◆ Provided records
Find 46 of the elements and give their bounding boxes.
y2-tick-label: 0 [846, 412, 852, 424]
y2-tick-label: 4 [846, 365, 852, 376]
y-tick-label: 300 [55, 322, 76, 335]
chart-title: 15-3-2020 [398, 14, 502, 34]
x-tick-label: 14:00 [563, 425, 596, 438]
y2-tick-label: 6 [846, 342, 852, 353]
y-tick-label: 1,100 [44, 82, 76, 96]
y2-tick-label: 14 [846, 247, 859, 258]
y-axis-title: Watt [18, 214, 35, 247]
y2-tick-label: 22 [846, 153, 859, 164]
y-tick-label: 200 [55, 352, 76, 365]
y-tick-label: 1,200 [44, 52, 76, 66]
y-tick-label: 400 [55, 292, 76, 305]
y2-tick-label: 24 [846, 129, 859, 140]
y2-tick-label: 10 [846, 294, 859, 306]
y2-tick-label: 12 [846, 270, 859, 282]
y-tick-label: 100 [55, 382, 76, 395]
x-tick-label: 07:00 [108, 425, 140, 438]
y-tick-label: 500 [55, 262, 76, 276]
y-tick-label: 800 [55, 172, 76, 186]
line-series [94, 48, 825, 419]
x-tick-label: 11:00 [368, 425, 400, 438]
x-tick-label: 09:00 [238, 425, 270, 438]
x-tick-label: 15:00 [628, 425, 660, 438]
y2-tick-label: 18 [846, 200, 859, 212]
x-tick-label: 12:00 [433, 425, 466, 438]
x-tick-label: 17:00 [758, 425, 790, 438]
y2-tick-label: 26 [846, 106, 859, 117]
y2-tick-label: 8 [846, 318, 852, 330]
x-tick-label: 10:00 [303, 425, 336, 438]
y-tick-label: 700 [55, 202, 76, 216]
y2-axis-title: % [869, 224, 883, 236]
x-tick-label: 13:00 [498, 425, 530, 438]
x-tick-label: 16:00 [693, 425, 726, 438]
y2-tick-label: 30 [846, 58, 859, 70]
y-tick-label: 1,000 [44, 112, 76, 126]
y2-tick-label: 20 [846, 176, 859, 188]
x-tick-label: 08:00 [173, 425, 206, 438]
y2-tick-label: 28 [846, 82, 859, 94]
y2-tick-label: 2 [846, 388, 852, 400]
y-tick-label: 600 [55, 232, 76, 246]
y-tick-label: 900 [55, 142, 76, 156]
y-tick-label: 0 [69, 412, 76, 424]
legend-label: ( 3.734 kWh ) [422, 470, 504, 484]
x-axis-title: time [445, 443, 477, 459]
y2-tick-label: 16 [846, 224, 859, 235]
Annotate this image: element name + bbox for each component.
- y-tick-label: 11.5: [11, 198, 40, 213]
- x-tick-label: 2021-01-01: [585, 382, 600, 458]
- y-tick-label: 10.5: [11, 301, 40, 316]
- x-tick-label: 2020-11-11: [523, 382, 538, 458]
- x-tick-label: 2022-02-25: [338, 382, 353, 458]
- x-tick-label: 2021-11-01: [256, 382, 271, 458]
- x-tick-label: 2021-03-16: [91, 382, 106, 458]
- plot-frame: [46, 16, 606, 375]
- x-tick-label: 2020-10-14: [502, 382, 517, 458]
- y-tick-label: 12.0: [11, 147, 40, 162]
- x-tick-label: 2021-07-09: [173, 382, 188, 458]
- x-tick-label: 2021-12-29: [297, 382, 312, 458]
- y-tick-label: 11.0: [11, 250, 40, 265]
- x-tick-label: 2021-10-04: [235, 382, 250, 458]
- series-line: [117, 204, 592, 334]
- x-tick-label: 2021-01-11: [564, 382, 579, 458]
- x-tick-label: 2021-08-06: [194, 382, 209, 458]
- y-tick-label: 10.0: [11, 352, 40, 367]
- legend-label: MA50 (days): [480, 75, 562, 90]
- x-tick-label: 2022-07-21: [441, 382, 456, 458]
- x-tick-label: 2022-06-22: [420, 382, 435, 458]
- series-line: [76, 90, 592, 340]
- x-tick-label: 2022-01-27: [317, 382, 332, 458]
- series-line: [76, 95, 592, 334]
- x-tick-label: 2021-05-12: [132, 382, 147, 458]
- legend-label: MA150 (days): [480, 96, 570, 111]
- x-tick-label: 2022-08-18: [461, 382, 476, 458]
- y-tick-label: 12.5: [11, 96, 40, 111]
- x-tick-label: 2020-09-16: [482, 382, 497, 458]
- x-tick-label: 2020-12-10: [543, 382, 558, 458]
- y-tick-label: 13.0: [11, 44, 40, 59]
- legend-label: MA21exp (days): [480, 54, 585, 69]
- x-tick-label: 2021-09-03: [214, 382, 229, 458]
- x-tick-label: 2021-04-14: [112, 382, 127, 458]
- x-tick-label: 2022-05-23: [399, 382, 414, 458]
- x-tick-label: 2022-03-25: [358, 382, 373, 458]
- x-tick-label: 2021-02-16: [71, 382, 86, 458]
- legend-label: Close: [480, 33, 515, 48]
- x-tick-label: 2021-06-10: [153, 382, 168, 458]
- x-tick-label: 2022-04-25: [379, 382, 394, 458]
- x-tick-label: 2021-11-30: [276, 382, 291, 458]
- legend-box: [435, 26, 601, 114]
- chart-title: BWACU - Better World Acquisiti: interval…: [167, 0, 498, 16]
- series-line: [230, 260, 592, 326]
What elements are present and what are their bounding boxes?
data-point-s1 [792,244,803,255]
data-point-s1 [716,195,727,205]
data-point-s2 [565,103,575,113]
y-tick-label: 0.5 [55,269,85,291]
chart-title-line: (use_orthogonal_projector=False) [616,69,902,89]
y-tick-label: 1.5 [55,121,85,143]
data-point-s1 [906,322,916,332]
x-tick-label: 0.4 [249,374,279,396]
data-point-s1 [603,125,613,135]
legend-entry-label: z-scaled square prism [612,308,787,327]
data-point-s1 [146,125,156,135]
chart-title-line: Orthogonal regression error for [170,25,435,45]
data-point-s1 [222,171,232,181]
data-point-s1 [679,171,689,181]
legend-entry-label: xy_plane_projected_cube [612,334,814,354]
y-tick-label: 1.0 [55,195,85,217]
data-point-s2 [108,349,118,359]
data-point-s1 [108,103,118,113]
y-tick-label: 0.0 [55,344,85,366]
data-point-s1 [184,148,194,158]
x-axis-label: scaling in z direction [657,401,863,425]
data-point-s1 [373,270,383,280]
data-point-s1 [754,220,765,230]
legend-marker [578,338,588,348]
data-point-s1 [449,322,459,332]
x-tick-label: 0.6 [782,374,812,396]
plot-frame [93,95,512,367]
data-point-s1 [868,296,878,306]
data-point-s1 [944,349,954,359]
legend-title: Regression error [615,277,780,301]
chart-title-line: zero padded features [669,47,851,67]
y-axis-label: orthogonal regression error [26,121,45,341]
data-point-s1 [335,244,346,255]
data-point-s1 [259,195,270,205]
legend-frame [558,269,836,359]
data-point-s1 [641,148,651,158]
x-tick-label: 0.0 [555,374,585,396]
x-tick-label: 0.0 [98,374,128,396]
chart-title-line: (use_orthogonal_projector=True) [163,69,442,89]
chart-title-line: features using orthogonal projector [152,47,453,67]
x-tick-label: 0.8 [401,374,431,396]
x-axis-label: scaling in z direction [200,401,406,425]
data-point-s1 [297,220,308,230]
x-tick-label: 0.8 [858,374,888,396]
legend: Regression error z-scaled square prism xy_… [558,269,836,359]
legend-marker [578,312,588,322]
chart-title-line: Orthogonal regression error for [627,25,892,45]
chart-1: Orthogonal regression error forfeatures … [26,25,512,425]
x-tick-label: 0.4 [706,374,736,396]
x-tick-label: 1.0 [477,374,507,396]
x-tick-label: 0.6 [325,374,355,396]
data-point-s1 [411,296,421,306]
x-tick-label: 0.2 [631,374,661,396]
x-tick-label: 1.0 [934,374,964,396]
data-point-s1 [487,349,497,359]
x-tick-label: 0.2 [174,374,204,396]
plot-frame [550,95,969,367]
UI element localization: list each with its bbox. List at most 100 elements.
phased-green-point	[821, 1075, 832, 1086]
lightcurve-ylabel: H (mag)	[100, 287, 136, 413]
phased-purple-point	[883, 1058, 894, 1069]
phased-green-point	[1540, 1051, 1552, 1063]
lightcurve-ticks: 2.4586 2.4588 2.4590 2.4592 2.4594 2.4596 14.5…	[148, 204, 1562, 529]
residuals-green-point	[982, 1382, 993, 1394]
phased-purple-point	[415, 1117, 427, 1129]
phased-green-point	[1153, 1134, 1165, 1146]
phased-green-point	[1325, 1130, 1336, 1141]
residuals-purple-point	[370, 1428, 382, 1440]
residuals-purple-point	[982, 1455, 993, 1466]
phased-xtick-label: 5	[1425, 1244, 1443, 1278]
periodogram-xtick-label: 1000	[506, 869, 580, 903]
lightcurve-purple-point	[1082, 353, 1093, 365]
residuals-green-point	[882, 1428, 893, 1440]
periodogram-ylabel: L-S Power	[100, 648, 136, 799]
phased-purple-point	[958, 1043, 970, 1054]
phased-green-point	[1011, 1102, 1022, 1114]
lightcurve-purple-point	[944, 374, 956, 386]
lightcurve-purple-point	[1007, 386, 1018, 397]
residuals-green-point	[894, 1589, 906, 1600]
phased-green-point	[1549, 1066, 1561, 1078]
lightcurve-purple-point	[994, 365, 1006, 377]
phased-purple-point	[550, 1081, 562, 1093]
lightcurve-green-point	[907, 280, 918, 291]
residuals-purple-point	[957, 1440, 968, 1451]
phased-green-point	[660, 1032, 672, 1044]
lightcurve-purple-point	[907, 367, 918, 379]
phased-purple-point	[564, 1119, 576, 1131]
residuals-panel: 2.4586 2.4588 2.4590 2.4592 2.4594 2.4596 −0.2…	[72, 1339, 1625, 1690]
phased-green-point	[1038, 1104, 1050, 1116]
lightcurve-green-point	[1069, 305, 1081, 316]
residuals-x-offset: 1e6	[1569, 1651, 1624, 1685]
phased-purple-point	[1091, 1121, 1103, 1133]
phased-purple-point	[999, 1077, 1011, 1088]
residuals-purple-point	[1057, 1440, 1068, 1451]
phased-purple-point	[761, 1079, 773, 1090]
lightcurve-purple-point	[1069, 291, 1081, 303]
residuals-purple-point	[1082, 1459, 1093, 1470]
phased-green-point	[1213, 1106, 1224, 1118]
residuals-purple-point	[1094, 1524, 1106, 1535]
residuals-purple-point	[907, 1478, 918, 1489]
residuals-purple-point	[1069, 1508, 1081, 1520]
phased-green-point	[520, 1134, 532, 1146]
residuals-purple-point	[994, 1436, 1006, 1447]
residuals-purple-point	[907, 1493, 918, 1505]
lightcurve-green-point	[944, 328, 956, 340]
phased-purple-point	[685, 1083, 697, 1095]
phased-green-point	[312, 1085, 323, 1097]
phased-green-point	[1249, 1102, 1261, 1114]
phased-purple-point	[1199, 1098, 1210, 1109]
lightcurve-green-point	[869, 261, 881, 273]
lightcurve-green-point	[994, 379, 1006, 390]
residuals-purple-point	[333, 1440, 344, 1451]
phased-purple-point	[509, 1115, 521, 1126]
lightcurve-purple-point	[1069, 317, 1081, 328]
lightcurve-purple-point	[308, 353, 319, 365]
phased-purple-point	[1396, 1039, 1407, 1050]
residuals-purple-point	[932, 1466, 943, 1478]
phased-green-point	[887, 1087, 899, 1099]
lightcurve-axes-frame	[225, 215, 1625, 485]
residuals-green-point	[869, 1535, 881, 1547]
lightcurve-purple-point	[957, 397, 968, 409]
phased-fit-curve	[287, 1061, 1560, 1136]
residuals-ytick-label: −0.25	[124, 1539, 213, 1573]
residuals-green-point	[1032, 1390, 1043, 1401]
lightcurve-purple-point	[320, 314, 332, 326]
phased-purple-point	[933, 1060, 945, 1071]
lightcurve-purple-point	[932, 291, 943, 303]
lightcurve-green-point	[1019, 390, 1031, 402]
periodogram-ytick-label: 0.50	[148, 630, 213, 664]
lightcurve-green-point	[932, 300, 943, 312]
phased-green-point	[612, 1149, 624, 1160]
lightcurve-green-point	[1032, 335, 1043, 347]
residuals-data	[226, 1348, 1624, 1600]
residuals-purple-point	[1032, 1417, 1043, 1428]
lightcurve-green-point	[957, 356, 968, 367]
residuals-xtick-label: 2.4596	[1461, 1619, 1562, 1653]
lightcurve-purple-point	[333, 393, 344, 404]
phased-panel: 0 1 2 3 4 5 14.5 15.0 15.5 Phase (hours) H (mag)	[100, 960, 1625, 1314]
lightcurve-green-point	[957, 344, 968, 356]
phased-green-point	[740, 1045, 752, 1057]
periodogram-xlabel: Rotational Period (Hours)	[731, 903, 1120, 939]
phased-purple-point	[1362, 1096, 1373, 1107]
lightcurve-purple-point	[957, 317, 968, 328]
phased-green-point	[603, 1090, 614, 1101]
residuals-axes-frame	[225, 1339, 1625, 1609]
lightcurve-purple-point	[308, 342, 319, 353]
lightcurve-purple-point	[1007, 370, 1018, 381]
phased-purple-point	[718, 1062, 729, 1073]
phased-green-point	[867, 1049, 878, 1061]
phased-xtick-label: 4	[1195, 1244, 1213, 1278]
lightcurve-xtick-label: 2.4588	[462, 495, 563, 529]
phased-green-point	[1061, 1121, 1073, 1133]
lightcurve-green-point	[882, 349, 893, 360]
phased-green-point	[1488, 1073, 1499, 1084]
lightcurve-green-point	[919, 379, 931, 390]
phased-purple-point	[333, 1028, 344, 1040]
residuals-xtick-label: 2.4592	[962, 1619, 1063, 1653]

◆ Task objective
Starting with the first line of the items and going on through the line with "x-tick-label: 14:00 [563, 425, 596, 438]", present those lines as a numbered list, leaving out any blank lines.

◆ Answer
1. Find 46 of the elements and give their bounding boxes.
2. y2-tick-label: 0 [846, 412, 852, 424]
3. y2-tick-label: 4 [846, 365, 852, 376]
4. y-tick-label: 300 [55, 322, 76, 335]
5. chart-title: 15-3-2020 [398, 14, 502, 34]
6. x-tick-label: 14:00 [563, 425, 596, 438]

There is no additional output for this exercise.